> _AIM_: Count every line that holds the string "content", then give that number alone.

> _DATA LINES_:
>> BEGIN

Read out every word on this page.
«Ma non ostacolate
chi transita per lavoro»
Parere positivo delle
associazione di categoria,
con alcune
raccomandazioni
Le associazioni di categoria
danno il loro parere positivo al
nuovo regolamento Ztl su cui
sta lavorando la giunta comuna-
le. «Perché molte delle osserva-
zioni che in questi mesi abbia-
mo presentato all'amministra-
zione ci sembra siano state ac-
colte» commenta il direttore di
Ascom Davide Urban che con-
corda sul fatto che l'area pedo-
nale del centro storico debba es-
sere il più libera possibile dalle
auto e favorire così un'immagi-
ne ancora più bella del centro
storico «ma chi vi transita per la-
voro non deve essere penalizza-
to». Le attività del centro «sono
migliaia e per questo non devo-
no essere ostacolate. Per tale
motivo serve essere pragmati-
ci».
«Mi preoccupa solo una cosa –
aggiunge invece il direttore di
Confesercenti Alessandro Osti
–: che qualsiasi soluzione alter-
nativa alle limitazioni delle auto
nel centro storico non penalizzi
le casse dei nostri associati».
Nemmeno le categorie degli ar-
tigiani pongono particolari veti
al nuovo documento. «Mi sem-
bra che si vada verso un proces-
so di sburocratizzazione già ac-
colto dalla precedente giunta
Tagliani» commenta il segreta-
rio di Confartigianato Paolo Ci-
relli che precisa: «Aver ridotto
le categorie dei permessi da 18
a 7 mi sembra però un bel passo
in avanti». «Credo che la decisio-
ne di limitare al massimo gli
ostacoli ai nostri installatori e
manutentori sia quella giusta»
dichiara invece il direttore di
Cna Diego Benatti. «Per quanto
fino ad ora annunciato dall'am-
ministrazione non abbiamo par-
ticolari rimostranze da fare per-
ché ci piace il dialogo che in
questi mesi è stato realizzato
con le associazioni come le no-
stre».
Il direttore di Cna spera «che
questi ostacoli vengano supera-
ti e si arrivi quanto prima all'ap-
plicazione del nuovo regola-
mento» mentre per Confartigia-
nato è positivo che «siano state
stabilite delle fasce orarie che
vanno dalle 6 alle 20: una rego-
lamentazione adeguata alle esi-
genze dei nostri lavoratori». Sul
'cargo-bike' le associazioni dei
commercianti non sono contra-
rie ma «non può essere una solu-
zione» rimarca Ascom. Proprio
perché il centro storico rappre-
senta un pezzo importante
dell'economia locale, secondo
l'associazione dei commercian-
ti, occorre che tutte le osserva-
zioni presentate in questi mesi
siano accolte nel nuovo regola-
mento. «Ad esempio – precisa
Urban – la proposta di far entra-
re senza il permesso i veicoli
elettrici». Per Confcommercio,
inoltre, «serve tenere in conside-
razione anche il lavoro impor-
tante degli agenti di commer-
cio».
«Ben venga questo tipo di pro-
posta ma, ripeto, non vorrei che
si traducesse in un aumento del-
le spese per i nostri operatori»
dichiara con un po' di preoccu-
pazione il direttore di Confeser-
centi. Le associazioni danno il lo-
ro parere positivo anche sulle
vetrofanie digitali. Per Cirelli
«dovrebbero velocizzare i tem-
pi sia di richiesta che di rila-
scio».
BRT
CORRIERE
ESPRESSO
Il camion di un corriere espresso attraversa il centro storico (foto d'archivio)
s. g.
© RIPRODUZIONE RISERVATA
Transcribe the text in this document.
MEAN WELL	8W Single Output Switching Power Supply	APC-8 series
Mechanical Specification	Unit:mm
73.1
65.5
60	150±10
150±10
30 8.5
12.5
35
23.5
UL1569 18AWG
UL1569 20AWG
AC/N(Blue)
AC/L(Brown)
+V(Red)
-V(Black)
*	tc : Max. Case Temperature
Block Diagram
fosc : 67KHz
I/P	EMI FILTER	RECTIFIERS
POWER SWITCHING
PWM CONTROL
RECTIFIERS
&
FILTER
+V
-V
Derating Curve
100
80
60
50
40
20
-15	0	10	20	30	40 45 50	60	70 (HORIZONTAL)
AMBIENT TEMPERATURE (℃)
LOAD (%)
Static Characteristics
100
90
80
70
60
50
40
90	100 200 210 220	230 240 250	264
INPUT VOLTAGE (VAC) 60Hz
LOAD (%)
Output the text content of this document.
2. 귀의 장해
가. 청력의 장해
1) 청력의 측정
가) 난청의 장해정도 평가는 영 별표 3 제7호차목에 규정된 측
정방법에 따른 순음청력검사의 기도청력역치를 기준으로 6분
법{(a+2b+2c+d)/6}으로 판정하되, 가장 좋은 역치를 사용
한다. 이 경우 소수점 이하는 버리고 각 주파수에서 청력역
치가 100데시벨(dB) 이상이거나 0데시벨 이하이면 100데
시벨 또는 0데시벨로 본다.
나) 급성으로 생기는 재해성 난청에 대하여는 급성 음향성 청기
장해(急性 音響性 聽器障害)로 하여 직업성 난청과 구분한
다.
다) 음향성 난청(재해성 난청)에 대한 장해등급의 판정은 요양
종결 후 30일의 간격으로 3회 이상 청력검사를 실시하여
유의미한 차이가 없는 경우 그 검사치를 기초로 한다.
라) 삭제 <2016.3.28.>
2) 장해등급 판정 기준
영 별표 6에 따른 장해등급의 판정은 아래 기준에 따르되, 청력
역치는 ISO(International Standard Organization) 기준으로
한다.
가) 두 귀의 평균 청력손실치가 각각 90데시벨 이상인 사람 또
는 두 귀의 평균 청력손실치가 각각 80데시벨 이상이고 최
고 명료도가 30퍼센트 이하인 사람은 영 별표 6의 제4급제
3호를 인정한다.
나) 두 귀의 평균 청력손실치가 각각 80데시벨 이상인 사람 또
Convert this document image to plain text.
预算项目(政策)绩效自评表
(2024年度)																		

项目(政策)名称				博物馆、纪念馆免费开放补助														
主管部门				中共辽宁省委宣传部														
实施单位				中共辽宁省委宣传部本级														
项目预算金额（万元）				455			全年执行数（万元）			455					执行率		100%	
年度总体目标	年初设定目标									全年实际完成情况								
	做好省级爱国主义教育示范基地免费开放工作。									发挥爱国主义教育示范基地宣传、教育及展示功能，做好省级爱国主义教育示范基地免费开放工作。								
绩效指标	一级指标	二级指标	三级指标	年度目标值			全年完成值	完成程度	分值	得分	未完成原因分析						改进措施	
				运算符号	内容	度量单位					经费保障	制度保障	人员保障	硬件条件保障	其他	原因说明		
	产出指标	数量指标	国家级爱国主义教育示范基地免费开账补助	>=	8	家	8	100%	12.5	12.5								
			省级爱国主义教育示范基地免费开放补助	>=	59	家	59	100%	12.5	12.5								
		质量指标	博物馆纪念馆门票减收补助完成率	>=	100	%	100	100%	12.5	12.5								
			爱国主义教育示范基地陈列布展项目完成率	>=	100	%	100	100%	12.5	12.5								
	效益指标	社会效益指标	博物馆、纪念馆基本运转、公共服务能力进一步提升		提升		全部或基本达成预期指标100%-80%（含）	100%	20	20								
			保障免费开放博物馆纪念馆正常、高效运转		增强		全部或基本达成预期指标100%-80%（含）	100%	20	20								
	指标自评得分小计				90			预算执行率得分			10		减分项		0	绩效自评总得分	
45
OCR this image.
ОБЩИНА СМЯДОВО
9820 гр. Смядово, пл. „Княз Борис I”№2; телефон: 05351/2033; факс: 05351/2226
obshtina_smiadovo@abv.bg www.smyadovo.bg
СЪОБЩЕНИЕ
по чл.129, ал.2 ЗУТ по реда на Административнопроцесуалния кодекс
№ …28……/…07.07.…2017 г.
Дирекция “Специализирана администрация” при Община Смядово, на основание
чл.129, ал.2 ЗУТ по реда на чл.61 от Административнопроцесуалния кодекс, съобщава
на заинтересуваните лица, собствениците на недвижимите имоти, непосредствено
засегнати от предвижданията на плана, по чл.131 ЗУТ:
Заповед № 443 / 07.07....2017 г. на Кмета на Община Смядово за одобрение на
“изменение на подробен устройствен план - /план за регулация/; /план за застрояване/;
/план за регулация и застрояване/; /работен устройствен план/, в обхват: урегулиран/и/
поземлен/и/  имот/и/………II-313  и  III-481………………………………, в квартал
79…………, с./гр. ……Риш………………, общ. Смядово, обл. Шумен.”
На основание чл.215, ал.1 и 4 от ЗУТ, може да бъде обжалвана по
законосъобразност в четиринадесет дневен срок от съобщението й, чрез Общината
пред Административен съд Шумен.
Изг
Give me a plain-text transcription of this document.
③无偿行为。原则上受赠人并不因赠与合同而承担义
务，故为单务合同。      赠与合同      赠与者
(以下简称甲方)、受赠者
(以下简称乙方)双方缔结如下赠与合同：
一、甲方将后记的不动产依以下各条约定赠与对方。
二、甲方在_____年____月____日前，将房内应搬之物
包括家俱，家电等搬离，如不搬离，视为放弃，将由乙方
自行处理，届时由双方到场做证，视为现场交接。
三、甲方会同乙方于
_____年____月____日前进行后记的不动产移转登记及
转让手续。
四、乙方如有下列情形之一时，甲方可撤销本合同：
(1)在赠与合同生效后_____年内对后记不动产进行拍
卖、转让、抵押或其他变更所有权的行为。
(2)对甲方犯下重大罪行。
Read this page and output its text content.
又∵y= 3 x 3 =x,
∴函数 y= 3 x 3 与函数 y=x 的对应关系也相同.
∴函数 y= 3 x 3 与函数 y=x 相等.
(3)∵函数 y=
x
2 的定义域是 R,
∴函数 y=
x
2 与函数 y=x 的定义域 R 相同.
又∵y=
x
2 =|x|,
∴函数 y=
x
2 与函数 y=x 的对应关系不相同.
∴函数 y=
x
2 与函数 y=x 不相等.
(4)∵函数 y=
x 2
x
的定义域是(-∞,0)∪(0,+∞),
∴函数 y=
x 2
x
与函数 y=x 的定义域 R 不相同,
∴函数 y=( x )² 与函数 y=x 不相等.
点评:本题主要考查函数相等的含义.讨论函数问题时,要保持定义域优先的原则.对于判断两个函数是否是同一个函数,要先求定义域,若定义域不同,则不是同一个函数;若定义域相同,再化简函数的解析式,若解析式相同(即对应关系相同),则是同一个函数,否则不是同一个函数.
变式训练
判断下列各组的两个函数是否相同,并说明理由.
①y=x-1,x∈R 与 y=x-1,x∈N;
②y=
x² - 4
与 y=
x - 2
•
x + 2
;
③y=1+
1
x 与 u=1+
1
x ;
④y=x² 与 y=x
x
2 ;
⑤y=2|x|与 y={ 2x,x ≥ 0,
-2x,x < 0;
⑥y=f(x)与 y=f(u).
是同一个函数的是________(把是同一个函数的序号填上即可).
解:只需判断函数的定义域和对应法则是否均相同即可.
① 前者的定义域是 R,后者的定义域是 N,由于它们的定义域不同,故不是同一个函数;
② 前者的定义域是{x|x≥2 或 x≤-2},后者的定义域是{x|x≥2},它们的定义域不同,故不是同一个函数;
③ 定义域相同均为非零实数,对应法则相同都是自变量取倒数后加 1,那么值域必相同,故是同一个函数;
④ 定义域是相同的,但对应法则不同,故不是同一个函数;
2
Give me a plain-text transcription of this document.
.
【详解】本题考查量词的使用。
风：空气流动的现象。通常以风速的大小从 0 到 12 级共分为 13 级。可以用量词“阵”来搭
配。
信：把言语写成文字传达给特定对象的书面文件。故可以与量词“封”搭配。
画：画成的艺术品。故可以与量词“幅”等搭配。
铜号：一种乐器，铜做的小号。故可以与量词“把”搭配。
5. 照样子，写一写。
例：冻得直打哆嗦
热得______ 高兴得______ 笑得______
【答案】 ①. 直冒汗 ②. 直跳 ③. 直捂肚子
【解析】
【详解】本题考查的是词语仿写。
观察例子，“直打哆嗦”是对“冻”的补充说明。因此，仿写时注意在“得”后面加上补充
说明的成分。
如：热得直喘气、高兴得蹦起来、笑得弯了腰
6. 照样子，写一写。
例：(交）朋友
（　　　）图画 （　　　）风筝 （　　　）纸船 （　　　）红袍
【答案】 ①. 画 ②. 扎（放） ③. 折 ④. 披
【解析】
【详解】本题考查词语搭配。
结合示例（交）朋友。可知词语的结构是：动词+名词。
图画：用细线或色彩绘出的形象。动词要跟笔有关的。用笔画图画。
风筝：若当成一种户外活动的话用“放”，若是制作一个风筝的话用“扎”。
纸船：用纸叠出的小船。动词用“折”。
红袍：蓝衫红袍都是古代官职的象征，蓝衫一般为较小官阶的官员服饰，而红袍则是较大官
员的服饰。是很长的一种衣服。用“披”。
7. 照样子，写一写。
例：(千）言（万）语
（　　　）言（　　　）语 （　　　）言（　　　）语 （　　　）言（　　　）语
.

>> END

> _RESPONSE TO THIS EXERCISE_: 2